**Instruções do exercício:** Transcreva fielmente, do texto sobre o poeta moderno em Baudelaire e Drummond, o trecho que se inicia com as palavras que contêm "O artista moderno, segundo" e se encerra com "costumes da civilização.".

━━ Trecho do documento

O artista moderno, segundo Baudelaire, é como o albatroz. Nas alturas, suporta o peso mundo, como diria Drummond (falaremos mais dele adiante), o mais baudelairiano dos nossos poetas. Mas, em terra firme, confinado à mesquinharia do cotidiano, é lançado à sanha de marinheiros sedentos por baforar enxofre em suas fuças. Depois d’As Flores do Mal, o poeta da modernidade é, por excelência, o transeunte deslocado, aquele que perambula pelas calçadas a observar a perversidade da vida urbana. Não se encaixa em coisa alguma, não vê sentido no alvoroço dos movimentos sociais, no bel prazer do conforto citadino. E como em nada se apoia, sente-se frágil demais aos costumes da civilização.
Como prometido, retomemos ao poeta de Itabira. Um dos mais intrigantes escritos de Drummond é O Elefante, presente no fabuloso A Rosa do Povo, o qual inicia com os seguintes versos (Fabrico um elefante / de meus poucos recursos. / Um tanto de madeira / tirado a velhos móveis / talvez lhe dê apoio. / E o encho de algodão, / de paina, de doçura.). Você encontraria um ser mais deslocado, perambulante e frágil ser do que um elefante cruzando a urbe? Acho que não. E preciso dizer de quem se trata o elefante?

━━━━
━━ Dados de origem

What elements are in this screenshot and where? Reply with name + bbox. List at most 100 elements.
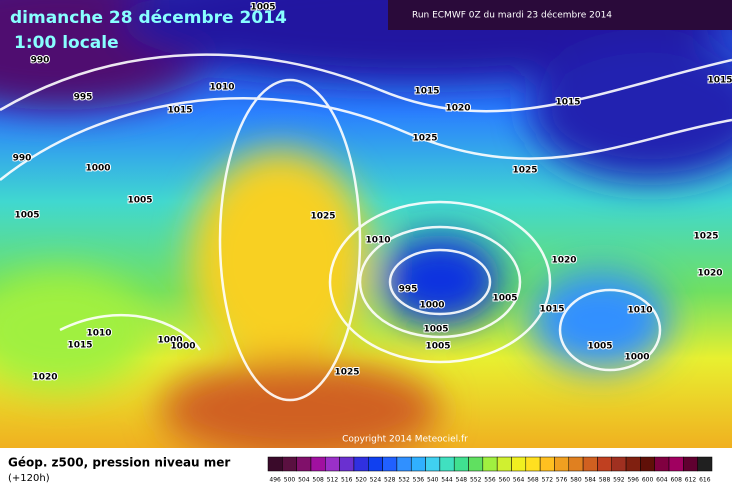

━━━━

**Resposta do exercício:**
O artista moderno, segundo Baudelaire, é como o albatroz. Nas alturas, suporta o peso mundo, como diria Drummond (falaremos mais dele adiante), o mais baudelairiano dos nossos poetas. Mas, em terra firme, confinado à mesquinharia do cotidiano, é lançado à sanha de marinheiros sedentos por baforar enxofre em suas fuças. Depois d’As Flores do Mal, o poeta da modernidade é, por excelência, o transeunte deslocado, aquele que perambula pelas calçadas a observar a perversidade da vida urbana. Não se encaixa em coisa alguma, não vê sentido no alvoroço dos movimentos sociais, no bel prazer do conforto citadino. E como em nada se apoia, sente-se frágil demais aos costumes da civilização.